Collected data entries

━━━━

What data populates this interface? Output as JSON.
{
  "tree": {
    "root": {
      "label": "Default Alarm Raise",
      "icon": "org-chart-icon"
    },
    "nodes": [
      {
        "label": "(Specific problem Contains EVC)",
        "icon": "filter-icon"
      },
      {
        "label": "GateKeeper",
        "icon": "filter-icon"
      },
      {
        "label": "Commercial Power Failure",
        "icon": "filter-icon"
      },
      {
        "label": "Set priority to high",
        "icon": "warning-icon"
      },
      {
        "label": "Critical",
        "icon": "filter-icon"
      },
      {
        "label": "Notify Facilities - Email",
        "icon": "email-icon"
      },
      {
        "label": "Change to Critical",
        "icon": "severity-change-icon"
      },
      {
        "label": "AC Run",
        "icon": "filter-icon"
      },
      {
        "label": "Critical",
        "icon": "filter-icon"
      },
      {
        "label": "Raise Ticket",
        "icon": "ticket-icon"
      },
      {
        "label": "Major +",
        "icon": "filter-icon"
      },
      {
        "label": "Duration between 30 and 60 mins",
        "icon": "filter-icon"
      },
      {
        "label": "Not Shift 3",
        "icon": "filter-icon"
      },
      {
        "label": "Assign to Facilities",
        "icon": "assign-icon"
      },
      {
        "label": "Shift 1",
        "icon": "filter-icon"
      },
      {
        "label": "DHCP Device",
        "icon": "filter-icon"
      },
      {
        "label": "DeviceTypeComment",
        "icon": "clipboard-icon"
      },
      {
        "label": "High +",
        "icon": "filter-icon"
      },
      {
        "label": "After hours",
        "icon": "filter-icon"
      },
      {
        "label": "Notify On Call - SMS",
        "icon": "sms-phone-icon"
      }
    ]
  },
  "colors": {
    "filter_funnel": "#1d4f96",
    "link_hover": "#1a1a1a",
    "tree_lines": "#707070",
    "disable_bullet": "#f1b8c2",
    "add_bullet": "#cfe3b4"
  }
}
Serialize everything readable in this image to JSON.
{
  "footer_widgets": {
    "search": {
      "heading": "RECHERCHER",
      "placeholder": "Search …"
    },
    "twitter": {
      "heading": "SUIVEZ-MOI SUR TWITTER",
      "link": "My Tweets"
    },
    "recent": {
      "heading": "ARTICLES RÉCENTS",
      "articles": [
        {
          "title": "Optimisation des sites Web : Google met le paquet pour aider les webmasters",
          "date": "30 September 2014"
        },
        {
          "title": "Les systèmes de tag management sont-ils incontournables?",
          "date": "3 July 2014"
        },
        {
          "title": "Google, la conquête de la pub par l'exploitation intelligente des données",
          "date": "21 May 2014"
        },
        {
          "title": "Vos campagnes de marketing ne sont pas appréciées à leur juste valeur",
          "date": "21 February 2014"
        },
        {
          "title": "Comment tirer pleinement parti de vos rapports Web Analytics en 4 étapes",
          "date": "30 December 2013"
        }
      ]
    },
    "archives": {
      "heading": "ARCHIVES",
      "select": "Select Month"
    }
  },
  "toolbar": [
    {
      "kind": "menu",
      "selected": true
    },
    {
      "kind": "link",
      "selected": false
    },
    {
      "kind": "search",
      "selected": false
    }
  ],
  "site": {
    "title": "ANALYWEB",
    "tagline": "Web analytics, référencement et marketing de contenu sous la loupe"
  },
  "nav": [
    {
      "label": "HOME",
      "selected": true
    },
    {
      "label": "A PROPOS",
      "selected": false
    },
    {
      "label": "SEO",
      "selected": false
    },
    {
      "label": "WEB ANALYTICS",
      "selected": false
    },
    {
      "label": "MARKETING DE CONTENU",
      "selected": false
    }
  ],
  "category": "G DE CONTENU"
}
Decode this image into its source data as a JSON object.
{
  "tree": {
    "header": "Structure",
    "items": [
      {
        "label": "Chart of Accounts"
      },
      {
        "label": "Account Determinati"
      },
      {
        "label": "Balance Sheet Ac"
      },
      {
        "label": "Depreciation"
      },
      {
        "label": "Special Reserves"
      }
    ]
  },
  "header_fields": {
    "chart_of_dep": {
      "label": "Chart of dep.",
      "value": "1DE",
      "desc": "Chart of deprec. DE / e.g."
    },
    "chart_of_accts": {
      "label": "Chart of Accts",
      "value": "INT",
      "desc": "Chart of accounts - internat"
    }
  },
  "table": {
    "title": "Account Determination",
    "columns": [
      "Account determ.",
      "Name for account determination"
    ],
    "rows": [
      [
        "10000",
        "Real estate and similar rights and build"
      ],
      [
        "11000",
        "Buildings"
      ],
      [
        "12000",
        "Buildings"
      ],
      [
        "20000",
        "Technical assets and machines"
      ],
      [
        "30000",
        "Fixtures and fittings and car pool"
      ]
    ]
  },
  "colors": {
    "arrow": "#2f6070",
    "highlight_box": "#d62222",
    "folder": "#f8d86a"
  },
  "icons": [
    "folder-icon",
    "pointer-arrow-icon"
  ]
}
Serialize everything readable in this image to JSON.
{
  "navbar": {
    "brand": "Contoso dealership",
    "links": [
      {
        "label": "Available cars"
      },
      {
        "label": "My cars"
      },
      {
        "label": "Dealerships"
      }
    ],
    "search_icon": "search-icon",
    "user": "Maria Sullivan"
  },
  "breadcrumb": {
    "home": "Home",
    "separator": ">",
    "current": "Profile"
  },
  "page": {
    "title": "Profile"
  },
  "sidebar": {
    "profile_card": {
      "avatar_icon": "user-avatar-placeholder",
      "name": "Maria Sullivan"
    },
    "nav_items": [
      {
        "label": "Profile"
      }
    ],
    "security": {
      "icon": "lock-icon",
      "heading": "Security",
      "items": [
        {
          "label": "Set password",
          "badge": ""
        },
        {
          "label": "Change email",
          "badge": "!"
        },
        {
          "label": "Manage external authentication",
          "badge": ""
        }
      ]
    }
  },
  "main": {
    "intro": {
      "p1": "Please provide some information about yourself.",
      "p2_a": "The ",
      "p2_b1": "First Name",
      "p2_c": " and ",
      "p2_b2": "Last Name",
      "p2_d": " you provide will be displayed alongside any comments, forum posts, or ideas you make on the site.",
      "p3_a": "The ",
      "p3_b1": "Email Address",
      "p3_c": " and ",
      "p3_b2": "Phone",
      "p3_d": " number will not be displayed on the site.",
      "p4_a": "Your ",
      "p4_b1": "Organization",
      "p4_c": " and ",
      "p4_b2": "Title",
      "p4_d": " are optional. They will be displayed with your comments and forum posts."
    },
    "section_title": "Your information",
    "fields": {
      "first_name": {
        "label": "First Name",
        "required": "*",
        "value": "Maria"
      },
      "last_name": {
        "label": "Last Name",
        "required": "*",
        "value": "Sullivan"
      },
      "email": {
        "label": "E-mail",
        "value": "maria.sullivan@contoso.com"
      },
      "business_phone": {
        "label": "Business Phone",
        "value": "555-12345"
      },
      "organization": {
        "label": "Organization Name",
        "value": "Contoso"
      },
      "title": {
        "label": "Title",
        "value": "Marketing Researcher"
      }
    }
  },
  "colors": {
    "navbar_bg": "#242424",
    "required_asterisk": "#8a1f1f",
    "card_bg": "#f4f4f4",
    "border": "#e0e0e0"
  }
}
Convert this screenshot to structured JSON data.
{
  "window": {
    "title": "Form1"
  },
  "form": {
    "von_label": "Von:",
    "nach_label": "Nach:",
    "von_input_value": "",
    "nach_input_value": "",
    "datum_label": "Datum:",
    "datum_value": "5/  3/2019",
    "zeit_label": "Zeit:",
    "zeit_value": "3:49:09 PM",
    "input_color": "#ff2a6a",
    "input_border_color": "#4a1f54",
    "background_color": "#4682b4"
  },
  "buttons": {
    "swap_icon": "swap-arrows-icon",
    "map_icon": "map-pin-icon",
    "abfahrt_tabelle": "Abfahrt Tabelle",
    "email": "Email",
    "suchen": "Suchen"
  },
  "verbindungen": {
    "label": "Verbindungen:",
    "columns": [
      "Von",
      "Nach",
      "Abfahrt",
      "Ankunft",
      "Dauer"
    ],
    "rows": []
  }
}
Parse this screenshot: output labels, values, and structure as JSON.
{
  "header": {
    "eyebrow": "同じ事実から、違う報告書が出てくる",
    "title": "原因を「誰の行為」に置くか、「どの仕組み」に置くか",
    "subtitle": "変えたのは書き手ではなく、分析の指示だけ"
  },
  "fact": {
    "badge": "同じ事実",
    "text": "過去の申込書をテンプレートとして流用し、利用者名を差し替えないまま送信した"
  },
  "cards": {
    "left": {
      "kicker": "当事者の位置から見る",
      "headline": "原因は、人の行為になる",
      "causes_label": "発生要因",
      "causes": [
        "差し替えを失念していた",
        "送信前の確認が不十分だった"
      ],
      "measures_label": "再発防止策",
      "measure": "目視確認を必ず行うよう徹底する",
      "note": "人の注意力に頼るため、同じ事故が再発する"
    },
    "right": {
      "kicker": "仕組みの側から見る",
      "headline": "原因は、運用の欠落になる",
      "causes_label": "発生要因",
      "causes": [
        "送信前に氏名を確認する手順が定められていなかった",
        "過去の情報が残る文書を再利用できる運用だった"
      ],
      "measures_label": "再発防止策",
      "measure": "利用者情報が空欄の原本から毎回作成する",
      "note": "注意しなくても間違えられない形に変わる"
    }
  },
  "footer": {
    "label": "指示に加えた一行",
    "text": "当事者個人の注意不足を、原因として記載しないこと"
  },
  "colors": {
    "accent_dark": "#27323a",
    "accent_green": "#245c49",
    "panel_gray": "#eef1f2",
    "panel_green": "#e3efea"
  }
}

━━━━

What to do
Identify the lines above that contain the word "kicker", then copy them.

Exercise answer
      "kicker": "当事者の位置から見る",
      "kicker": "仕組みの側から見る",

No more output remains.